# Exercise:
Give only the number of lines that hold the word "primário".
#### The input ####
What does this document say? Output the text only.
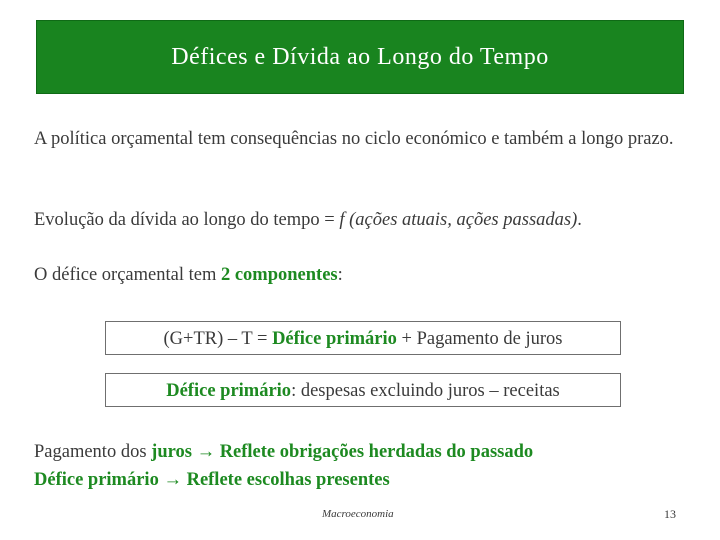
Défices e Dívida ao Longo do Tempo
A política orçamental tem consequências no ciclo económico e também a longo prazo.
Evolução da dívida ao longo do tempo = f (ações atuais, ações passadas).
O défice orçamental tem 2 componentes:
(G+TR) – T = Défice primário + Pagamento de juros
Défice primário: despesas excluindo juros – receitas
Pagamento dos juros → Reflete obrigações herdadas do passado
Défice primário → Reflete escolhas presentes
Macroeconomia	13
####
# Result below:
3